• [INPUT FOR THIS TASK]
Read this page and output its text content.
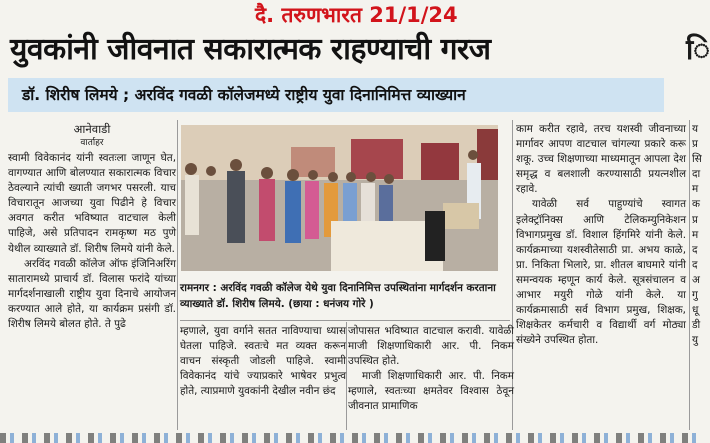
दै. तरुणभारत 21/1/24
युवकांनी जीवनात सकारात्मक राहण्याची गरज	ि
डॉ. शिरीष लिमये ; अरविंद गवळी कॉलेजमध्ये राष्ट्रीय युवा दिनानिमित्त व्याख्यान
आनेवाडी
वार्ताहर

स्वामी विवेकानंद यांनी स्वतःला जाणून घेत, वागण्यात आणि बोलण्यात सकारात्मक विचार ठेवल्याने त्यांची ख्याती जगभर पसरली. याच विचारातून आजच्या युवा पिढीने हे विचार अवगत करीत भविष्यात वाटचाल केली पाहिजे, असे प्रतिपादन रामकृष्ण मठ पुणे येथील व्याख्याते डॉ. शिरीष लिमये यांनी केले.

अरविंद गवळी कॉलेज ऑफ इंजिनिअरिंग सातारामध्ये प्राचार्य डॉ. विलास फरांदे यांच्या मार्गदर्शनाखाली राष्ट्रीय युवा दिनाचे आयोजन करण्यात आले होते, या कार्यक्रम प्रसंगी डॉ. शिरीष लिमये बोलत होते. ते पुढे

रामनगर : अरविंद गवळी कॉलेज येथे युवा दिनानिमित्त उपस्थितांना मार्गदर्शन करताना व्याख्याते डॉ. शिरीष लिमये. (छाया : धनंजय गोरे )

म्हणाले, युवा वर्गाने सतत नाविण्याचा ध्यास घेतला पाहिजे. स्वतःचे मत व्यक्त करून वाचन संस्कृती जोडली पाहिजे. स्वामी विवेकानंद यांचे ज्याप्रकारे भाषेवर प्रभुत्व होते, त्याप्रमाणे युवकांनी देखील नवीन छंद

जोपासत भविष्यात वाटचाल करावी. यावेळी माजी शिक्षणाधिकारी आर. पी. निकम उपस्थित होते.

माजी शिक्षणाधिकारी आर. पी. निकम म्हणाले, स्वतःच्या क्षमतेवर विश्वास ठेवून जीवनात प्रामाणिक

काम करीत रहावे, तरच यशस्वी जीवनाच्या मार्गावर आपण वाटचाल चांगल्या प्रकारे करू शकू. उच्च शिक्षणाच्या माध्यमातून आपला देश समृद्ध व बलशाली करण्यासाठी प्रयत्नशील रहावे.

यावेळी सर्व पाहुण्यांचे स्वागत इलेक्ट्रॉनिक्स आणि टेलिकम्युनिकेशन विभागप्रमुख डॉ. विशाल हिंगमिरे यांनी केले. कार्यक्रमाच्या यशस्वीतेसाठी प्रा. अभय काळे, प्रा. निकिता भिलारे, प्रा. शीतल बाघमारे यांनी समन्वयक म्हणून कार्य केले. सूत्रसंचालन व आभार मयुरी गोळे यांनी केले. या कार्यक्रमासाठी सर्व विभाग प्रमुख, शिक्षक, शिक्षकेतर कर्मचारी व विद्यार्थी वर्ग मोठ्या संख्येने उपस्थित होता.

य प्र सि दा म क प्र म द द अ गु धू डी यु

• [TASK GOAL] What you return should match the records above word for word, minus the pictures.

• [RESULT OF THIS EXERCISE]
Read this page and output its text content.
दै. तरुणभारत 21/1/24
युवकांनी जीवनात सकारात्मक राहण्याची गरज	ि
डॉ. शिरीष लिमये ; अरविंद गवळी कॉलेजमध्ये राष्ट्रीय युवा दिनानिमित्त व्याख्यान
आनेवाडी
वार्ताहर

स्वामी विवेकानंद यांनी स्वतःला जाणून घेत, वागण्यात आणि बोलण्यात सकारात्मक विचार ठेवल्याने त्यांची ख्याती जगभर पसरली. याच विचारातून आजच्या युवा पिढीने हे विचार अवगत करीत भविष्यात वाटचाल केली पाहिजे, असे प्रतिपादन रामकृष्ण मठ पुणे येथील व्याख्याते डॉ. शिरीष लिमये यांनी केले.

अरविंद गवळी कॉलेज ऑफ इंजिनिअरिंग सातारामध्ये प्राचार्य डॉ. विलास फरांदे यांच्या मार्गदर्शनाखाली राष्ट्रीय युवा दिनाचे आयोजन करण्यात आले होते, या कार्यक्रम प्रसंगी डॉ. शिरीष लिमये बोलत होते. ते पुढे

रामनगर : अरविंद गवळी कॉलेज येथे युवा दिनानिमित्त उपस्थितांना मार्गदर्शन करताना व्याख्याते डॉ. शिरीष लिमये. (छाया : धनंजय गोरे )

म्हणाले, युवा वर्गाने सतत नाविण्याचा ध्यास घेतला पाहिजे. स्वतःचे मत व्यक्त करून वाचन संस्कृती जोडली पाहिजे. स्वामी विवेकानंद यांचे ज्याप्रकारे भाषेवर प्रभुत्व होते, त्याप्रमाणे युवकांनी देखील नवीन छंद

जोपासत भविष्यात वाटचाल करावी. यावेळी माजी शिक्षणाधिकारी आर. पी. निकम उपस्थित होते.

माजी शिक्षणाधिकारी आर. पी. निकम म्हणाले, स्वतःच्या क्षमतेवर विश्वास ठेवून जीवनात प्रामाणिक

काम करीत रहावे, तरच यशस्वी जीवनाच्या मार्गावर आपण वाटचाल चांगल्या प्रकारे करू शकू. उच्च शिक्षणाच्या माध्यमातून आपला देश समृद्ध व बलशाली करण्यासाठी प्रयत्नशील रहावे.

यावेळी सर्व पाहुण्यांचे स्वागत इलेक्ट्रॉनिक्स आणि टेलिकम्युनिकेशन विभागप्रमुख डॉ. विशाल हिंगमिरे यांनी केले. कार्यक्रमाच्या यशस्वीतेसाठी प्रा. अभय काळे, प्रा. निकिता भिलारे, प्रा. शीतल बाघमारे यांनी समन्वयक म्हणून कार्य केले. सूत्रसंचालन व आभार मयुरी गोळे यांनी केले. या कार्यक्रमासाठी सर्व विभाग प्रमुख, शिक्षक, शिक्षकेतर कर्मचारी व विद्यार्थी वर्ग मोठ्या संख्येने उपस्थित होता.

य प्र सि दा म क प्र म द द अ गु धू डी यु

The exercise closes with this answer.